== YOUR INSTRUCTIONS ==
Search the data for the string "Secretaría" and extract every line where it appears.

::::::::::

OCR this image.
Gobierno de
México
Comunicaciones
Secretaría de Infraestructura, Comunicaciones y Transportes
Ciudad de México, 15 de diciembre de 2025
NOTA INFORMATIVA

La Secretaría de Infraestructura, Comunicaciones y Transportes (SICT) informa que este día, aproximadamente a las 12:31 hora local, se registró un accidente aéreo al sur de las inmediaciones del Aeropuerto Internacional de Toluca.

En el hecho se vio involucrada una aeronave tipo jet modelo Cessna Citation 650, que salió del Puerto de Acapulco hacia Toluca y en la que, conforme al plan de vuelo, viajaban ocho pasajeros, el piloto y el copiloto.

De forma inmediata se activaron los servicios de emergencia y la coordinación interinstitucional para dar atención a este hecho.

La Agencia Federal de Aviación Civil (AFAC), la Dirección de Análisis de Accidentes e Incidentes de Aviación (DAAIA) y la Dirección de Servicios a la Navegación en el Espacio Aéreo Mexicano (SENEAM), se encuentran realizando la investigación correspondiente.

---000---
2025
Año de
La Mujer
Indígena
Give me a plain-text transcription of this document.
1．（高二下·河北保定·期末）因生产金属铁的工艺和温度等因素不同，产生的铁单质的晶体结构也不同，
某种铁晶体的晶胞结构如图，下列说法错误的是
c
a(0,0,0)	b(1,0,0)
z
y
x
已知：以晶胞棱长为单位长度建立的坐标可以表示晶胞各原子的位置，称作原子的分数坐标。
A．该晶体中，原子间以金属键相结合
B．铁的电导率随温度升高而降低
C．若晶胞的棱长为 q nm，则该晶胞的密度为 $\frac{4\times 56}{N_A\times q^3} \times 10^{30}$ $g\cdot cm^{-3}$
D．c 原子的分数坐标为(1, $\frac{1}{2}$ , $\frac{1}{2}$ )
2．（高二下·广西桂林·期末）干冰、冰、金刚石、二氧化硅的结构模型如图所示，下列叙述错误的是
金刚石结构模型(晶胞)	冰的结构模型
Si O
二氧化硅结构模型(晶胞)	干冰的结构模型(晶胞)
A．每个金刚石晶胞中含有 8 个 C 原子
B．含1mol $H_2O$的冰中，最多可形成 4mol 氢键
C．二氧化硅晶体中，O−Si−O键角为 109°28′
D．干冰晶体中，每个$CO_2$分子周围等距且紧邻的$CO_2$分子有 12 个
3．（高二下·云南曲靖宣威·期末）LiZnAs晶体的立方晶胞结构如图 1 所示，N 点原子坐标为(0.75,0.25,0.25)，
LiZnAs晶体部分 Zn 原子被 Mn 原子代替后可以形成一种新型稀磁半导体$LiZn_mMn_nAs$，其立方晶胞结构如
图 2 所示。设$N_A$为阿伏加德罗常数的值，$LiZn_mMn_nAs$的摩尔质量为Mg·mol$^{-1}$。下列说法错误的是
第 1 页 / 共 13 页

::::::::::

== WRITTEN RESPONSE ==
Secretaría de Infraestructura, Comunicaciones y Transportes
La Secretaría de Infraestructura, Comunicaciones y Transportes (SICT) informa que este día, aproximadamente a las 12:31 hora local, se registró un accidente aéreo al sur de las inmediaciones del Aeropuerto Internacional de Toluca.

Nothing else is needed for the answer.